* EXTRACTED INFORMATION:
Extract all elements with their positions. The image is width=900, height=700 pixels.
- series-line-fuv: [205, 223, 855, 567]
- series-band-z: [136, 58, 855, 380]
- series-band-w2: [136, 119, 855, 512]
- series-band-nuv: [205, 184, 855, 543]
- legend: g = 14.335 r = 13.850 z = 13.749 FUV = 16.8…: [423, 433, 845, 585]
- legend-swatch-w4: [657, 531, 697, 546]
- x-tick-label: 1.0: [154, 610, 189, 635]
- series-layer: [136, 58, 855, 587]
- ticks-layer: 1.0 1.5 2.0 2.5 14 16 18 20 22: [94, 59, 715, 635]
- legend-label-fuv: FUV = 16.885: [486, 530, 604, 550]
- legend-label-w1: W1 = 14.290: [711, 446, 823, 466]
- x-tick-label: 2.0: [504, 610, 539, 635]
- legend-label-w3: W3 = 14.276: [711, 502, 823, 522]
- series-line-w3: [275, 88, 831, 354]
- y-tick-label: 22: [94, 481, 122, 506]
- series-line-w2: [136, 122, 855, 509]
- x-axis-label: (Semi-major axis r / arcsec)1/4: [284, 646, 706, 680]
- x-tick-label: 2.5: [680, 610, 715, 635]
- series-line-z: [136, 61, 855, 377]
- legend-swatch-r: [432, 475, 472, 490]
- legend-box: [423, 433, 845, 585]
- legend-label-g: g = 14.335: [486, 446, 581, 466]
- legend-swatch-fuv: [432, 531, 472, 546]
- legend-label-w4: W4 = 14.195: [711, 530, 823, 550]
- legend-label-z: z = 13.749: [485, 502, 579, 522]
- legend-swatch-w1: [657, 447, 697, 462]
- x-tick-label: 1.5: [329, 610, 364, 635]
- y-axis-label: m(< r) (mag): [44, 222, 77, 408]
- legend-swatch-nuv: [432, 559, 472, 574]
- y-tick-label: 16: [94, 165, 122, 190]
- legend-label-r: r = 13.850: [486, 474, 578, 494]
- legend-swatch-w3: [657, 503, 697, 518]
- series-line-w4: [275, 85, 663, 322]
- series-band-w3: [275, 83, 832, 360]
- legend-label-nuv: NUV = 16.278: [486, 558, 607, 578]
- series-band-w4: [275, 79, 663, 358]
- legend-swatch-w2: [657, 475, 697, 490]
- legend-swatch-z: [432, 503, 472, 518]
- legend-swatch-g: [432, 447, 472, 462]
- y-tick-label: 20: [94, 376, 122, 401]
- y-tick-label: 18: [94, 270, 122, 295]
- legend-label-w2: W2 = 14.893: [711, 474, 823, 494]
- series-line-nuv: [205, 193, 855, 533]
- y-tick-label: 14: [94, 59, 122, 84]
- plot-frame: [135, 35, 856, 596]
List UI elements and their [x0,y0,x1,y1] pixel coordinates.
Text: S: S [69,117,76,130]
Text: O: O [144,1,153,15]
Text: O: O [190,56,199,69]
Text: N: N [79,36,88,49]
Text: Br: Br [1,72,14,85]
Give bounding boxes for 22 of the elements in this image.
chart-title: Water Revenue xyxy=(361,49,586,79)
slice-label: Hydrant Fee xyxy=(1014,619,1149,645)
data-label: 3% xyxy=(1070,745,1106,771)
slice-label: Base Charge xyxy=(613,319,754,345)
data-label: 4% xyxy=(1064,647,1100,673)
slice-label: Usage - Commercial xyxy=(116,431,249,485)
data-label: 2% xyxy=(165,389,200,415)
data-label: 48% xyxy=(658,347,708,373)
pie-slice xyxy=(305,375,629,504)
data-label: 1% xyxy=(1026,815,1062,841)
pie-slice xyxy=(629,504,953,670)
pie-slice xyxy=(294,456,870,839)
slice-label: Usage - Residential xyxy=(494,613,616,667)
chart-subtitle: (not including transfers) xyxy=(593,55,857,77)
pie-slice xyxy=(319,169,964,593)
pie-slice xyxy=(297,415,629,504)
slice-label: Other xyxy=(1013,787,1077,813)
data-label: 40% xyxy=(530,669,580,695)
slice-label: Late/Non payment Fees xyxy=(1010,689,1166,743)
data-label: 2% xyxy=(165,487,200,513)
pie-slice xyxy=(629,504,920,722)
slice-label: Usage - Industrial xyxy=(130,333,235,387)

* DESCRIPTION OF THE TASK:
Rewrite the lines from the start of the records through the line holding "- legend-label-w1: W1", inclusive, renaming "series-band" to "series-area" and leaving everything else unchanged.

* TASK SOLUTION:
Extract all elements with their positions. The image is width=900, height=700 pixels.
- series-line-fuv: [205, 223, 855, 567]
- series-area-z: [136, 58, 855, 380]
- series-area-w2: [136, 119, 855, 512]
- series-area-nuv: [205, 184, 855, 543]
- legend: g = 14.335 r = 13.850 z = 13.749 FUV = 16.8…: [423, 433, 845, 585]
- legend-swatch-w4: [657, 531, 697, 546]
- x-tick-label: 1.0: [154, 610, 189, 635]
- series-layer: [136, 58, 855, 587]
- ticks-layer: 1.0 1.5 2.0 2.5 14 16 18 20 22: [94, 59, 715, 635]
- legend-label-fuv: FUV = 16.885: [486, 530, 604, 550]
- legend-label-w1: W1 = 14.290: [711, 446, 823, 466]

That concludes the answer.